--- start of Provided entries ---

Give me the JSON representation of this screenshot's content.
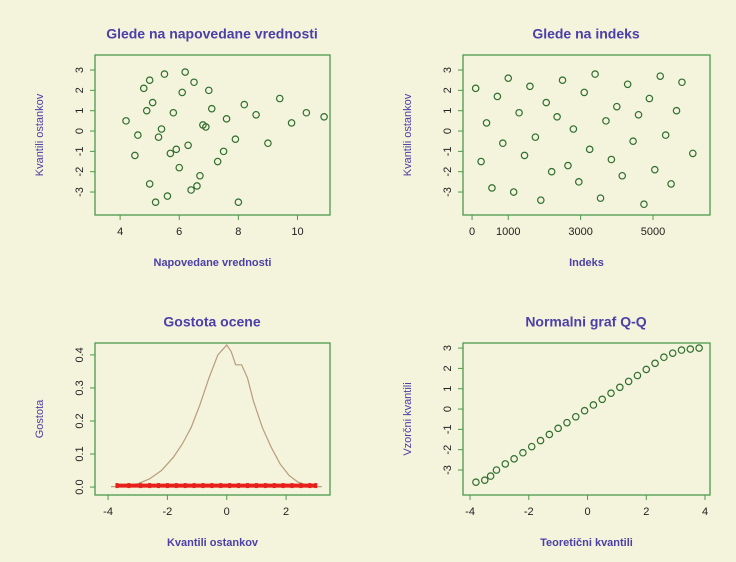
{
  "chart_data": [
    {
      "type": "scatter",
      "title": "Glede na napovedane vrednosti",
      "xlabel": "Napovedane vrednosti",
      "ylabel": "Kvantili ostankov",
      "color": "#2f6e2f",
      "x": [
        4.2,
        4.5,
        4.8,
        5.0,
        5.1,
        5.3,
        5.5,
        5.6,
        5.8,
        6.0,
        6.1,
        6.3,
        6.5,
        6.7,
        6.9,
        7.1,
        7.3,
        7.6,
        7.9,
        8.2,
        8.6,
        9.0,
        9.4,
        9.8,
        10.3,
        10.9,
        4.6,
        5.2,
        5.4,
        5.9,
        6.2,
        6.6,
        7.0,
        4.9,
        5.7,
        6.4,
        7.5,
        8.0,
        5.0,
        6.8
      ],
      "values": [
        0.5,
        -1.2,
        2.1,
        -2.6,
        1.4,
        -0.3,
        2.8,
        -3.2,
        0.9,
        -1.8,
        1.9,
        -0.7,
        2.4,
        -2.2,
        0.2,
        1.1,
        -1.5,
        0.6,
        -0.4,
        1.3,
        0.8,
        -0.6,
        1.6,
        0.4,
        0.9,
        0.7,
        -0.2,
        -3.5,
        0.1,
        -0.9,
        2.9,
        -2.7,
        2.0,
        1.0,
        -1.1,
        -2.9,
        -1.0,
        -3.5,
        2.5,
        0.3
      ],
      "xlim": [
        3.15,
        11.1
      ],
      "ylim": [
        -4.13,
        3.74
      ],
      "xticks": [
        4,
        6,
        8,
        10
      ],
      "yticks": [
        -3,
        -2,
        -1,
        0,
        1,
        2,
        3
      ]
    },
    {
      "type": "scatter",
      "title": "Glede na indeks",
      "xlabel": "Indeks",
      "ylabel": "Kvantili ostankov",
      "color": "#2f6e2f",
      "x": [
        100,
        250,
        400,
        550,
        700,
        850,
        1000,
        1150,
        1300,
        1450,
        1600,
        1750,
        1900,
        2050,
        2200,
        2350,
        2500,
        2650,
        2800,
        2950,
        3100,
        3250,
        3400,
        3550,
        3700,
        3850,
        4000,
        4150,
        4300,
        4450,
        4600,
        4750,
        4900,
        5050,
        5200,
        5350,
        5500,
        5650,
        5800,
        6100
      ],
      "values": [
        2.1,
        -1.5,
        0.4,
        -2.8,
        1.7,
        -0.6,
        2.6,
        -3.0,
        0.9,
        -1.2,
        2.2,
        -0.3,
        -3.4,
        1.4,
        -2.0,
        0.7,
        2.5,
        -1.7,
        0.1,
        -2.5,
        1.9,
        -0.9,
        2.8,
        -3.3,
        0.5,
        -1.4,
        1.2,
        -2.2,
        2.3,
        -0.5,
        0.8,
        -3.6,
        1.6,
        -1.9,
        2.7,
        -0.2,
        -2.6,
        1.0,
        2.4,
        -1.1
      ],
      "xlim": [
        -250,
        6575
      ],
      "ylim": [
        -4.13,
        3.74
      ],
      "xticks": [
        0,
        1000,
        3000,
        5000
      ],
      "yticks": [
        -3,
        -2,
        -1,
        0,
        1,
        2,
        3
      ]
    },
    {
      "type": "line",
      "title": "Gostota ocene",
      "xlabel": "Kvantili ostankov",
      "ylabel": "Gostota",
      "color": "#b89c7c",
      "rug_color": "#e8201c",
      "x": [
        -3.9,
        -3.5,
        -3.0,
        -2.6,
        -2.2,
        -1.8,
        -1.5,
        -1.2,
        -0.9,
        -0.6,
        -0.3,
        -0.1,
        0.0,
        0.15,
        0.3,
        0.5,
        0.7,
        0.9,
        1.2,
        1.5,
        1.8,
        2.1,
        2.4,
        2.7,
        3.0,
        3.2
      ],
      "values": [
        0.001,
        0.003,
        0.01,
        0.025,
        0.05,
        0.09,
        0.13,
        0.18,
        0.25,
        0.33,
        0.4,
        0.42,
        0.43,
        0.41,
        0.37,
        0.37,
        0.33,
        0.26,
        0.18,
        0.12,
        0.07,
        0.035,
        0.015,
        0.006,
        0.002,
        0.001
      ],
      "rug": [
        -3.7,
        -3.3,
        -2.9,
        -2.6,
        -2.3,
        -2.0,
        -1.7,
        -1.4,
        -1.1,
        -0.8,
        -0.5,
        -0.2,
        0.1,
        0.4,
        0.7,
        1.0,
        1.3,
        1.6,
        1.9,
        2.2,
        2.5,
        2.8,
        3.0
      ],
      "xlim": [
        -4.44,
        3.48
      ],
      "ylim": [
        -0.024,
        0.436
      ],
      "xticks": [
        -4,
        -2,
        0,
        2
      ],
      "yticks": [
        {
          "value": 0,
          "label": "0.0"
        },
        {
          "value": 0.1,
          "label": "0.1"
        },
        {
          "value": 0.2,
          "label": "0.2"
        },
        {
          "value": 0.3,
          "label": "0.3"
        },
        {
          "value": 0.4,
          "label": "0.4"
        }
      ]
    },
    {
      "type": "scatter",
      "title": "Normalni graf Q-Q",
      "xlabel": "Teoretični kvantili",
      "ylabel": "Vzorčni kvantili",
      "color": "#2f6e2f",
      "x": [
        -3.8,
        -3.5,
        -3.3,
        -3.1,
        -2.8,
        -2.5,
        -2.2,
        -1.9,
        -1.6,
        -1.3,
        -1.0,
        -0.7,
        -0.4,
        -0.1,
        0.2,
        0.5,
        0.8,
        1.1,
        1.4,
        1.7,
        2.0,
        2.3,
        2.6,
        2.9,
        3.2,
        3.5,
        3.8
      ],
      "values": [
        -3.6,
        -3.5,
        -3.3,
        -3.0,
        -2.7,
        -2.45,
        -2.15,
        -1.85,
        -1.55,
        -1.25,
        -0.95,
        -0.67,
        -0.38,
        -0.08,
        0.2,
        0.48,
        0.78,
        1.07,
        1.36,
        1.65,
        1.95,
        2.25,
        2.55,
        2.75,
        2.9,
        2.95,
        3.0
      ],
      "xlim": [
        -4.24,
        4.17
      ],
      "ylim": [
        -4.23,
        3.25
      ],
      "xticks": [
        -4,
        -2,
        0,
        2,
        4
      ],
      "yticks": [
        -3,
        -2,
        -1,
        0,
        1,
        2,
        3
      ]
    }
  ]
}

--- end of Provided entries ---

_Problem_. Return each line of the data that contains the string "title".

_Task answer_.
      "title": "Glede na napovedane vrednosti",
      "title": "Glede na indeks",
      "title": "Gostota ocene",
      "title": "Normalni graf Q-Q",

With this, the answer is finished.